**ENTRIES SUPPLIED**
######

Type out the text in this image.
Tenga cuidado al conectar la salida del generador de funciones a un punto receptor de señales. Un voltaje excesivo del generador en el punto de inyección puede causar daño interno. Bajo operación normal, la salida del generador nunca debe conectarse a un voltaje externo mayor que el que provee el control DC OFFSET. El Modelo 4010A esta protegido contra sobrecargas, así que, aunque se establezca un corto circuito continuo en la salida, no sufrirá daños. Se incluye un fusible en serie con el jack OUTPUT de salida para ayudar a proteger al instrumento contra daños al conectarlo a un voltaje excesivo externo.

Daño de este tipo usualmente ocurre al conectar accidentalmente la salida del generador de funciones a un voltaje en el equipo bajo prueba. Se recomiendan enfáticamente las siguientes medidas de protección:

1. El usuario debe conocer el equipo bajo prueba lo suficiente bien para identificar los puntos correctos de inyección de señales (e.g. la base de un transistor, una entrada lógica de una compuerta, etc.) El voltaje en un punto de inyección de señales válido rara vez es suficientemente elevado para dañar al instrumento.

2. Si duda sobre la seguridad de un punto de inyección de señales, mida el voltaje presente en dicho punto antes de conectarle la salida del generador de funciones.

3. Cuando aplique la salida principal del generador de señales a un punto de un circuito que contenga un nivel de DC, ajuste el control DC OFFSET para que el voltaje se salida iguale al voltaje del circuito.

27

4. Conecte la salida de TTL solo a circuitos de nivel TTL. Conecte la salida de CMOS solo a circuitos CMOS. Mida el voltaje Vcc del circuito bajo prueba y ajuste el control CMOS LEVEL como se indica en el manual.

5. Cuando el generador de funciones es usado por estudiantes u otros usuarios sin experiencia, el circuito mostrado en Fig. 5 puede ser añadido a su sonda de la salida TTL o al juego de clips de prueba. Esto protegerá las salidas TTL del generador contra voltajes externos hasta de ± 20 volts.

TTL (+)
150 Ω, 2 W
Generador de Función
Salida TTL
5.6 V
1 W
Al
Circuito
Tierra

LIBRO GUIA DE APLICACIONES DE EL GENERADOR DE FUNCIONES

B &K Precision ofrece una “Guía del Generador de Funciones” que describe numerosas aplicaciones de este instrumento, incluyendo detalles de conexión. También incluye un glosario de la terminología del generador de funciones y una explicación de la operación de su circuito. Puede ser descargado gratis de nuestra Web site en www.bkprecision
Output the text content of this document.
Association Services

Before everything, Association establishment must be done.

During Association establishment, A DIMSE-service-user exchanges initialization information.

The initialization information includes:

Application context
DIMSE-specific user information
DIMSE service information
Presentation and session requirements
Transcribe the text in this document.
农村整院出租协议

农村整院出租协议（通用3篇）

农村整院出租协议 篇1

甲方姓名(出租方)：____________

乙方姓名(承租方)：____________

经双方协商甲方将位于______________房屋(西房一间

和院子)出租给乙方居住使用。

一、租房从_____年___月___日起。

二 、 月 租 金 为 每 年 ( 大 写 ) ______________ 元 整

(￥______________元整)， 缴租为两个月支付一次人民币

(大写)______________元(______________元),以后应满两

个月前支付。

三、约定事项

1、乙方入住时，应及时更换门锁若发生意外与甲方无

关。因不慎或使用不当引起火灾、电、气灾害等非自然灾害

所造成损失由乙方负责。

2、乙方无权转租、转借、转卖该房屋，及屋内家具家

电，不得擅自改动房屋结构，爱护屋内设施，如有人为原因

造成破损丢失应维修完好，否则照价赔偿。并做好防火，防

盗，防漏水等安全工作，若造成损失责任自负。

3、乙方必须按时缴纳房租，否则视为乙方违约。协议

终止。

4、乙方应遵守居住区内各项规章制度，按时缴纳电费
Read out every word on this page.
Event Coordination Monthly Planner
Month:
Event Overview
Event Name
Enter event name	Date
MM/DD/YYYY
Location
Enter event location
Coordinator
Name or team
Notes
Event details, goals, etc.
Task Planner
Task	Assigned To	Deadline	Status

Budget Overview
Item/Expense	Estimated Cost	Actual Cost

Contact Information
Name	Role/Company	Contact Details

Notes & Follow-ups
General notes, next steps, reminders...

######

**TASK DIRECTIONS**
Retype each record exactly, leaving nothing out.

**PROBLEM SOLUTION**
Type out the text in this image.
Tenga cuidado al conectar la salida del generador de funciones a un punto receptor de señales. Un voltaje excesivo del generador en el punto de inyección puede causar daño interno. Bajo operación normal, la salida del generador nunca debe conectarse a un voltaje externo mayor que el que provee el control DC OFFSET. El Modelo 4010A esta protegido contra sobrecargas, así que, aunque se establezca un corto circuito continuo en la salida, no sufrirá daños. Se incluye un fusible en serie con el jack OUTPUT de salida para ayudar a proteger al instrumento contra daños al conectarlo a un voltaje excesivo externo.

Daño de este tipo usualmente ocurre al conectar accidentalmente la salida del generador de funciones a un voltaje en el equipo bajo prueba. Se recomiendan enfáticamente las siguientes medidas de protección:

1. El usuario debe conocer el equipo bajo prueba lo suficiente bien para identificar los puntos correctos de inyección de señales (e.g. la base de un transistor, una entrada lógica de una compuerta, etc.) El voltaje en un punto de inyección de señales válido rara vez es suficientemente elevado para dañar al instrumento.

2. Si duda sobre la seguridad de un punto de inyección de señales, mida el voltaje presente en dicho punto antes de conectarle la salida del generador de funciones.

3. Cuando aplique la salida principal del generador de señales a un punto de un circuito que contenga un nivel de DC, ajuste el control DC OFFSET para que el voltaje se salida iguale al voltaje del circuito.

27

4. Conecte la salida de TTL solo a circuitos de nivel TTL. Conecte la salida de CMOS solo a circuitos CMOS. Mida el voltaje Vcc del circuito bajo prueba y ajuste el control CMOS LEVEL como se indica en el manual.

5. Cuando el generador de funciones es usado por estudiantes u otros usuarios sin experiencia, el circuito mostrado en Fig. 5 puede ser añadido a su sonda de la salida TTL o al juego de clips de prueba. Esto protegerá las salidas TTL del generador contra voltajes externos hasta de ± 20 volts.

TTL (+)
150 Ω, 2 W
Generador de Función
Salida TTL
5.6 V
1 W
Al
Circuito
Tierra

LIBRO GUIA DE APLICACIONES DE EL GENERADOR DE FUNCIONES

B &K Precision ofrece una “Guía del Generador de Funciones” que describe numerosas aplicaciones de este instrumento, incluyendo detalles de conexión. También incluye un glosario de la terminología del generador de funciones y una explicación de la operación de su circuito. Puede ser descargado gratis de nuestra Web site en www.bkprecision
Output the text content of this document.
Association Services

Before everything, Association establishment must be done.

During Association establishment, A DIMSE-service-user exchanges initialization information.

The initialization information includes:

Application context
DIMSE-specific user information
DIMSE service information
Presentation and session requirements
Transcribe the text in this document.
农村整院出租协议

农村整院出租协议（通用3篇）

农村整院出租协议 篇1

甲方姓名(出租方)：____________

乙方姓名(承租方)：____________

经双方协商甲方将位于______________房屋(西房一间

和院子)出租给乙方居住使用。

一、租房从_____年___月___日起。

二 、 月 租 金 为 每 年 ( 大 写 ) ______________ 元 整

(￥______________元整)， 缴租为两个月支付一次人民币

(大写)______________元(______________元),以后应满两

个月前支付。

三、约定事项

1、乙方入住时，应及时更换门锁若发生意外与甲方无

关。因不慎或使用不当引起火灾、电、气灾害等非自然灾害

所造成损失由乙方负责。

2、乙方无权转租、转借、转卖该房屋，及屋内家具家

电，不得擅自改动房屋结构，爱护屋内设施，如有人为原因

造成破损丢失应维修完好，否则照价赔偿。并做好防火，防

盗，防漏水等安全工作，若造成损失责任自负。

3、乙方必须按时缴纳房租，否则视为乙方违约。协议

终止。

4、乙方应遵守居住区内各项规章制度，按时缴纳电费
Read out every word on this page.
Event Coordination Monthly Planner
Month:
Event Overview
Event Name
Enter event name	Date
MM/DD/YYYY
Location
Enter event location
Coordinator
Name or team
Notes
Event details, goals, etc.
Task Planner
Task	Assigned To	Deadline	Status

Budget Overview
Item/Expense	Estimated Cost	Actual Cost

Contact Information
Name	Role/Company	Contact Details

Notes & Follow-ups
General notes, next steps, reminders...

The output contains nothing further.